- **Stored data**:
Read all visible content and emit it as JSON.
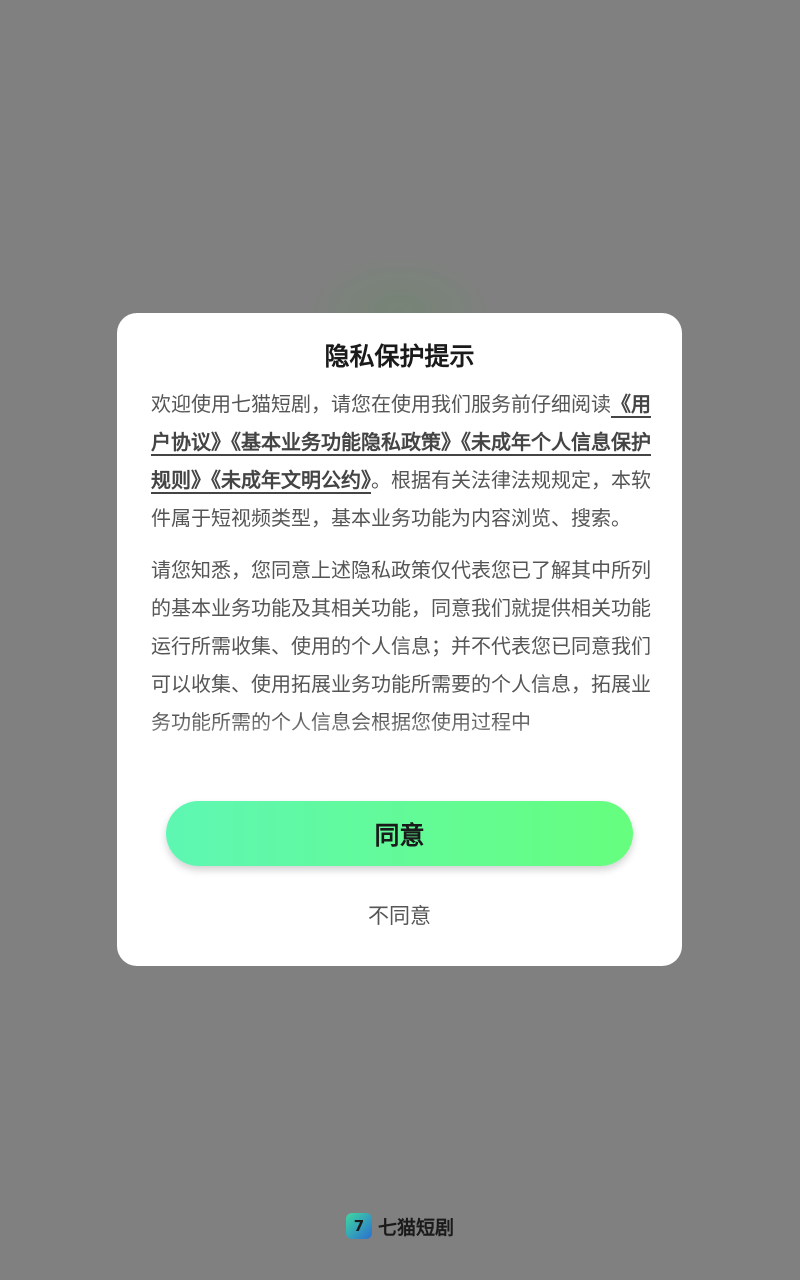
{
  "dialog": {
    "title": "隐私保护提示",
    "intro": "欢迎使用七猫短剧，请您在使用我们服务前仔细阅读",
    "links": [
      "《用户协议》",
      "《基本业务功能隐私政策》",
      "《未成年个人信息保护规则》",
      "《未成年文明公约》"
    ],
    "after_links": "。根据有关法律法规规定，本软件属于短视频类型，基本业务功能为内容浏览、搜索。",
    "paragraph2": "请您知悉，您同意上述隐私政策仅代表您已了解其中所列的基本业务功能及其相关功能，同意我们就提供相关功能运行所需收集、使用的个人信息；并不代表您已同意我们可以收集、使用拓展业务功能所需要的个人信息，拓展业务功能所需的个人信息会根据您使用过程中",
    "agree_label": "同意",
    "disagree_label": "不同意"
  },
  "brand": {
    "logo_glyph": "7",
    "name": "七猫短剧"
  },
  "colors": {
    "overlay": "#808080",
    "button_start": "#5ef7b3",
    "button_end": "#66fe7e"
  }
}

- **DIRECTIONS FOR THIS TASK**: Transcribe the records verbatim and omit the images.

- **OUTPUT**:
Read all visible content and emit it as JSON.
{
  "dialog": {
    "title": "隐私保护提示",
    "intro": "欢迎使用七猫短剧，请您在使用我们服务前仔细阅读",
    "links": [
      "《用户协议》",
      "《基本业务功能隐私政策》",
      "《未成年个人信息保护规则》",
      "《未成年文明公约》"
    ],
    "after_links": "。根据有关法律法规规定，本软件属于短视频类型，基本业务功能为内容浏览、搜索。",
    "paragraph2": "请您知悉，您同意上述隐私政策仅代表您已了解其中所列的基本业务功能及其相关功能，同意我们就提供相关功能运行所需收集、使用的个人信息；并不代表您已同意我们可以收集、使用拓展业务功能所需要的个人信息，拓展业务功能所需的个人信息会根据您使用过程中",
    "agree_label": "同意",
    "disagree_label": "不同意"
  },
  "brand": {
    "logo_glyph": "7",
    "name": "七猫短剧"
  },
  "colors": {
    "overlay": "#808080",
    "button_start": "#5ef7b3",
    "button_end": "#66fe7e"
  }
}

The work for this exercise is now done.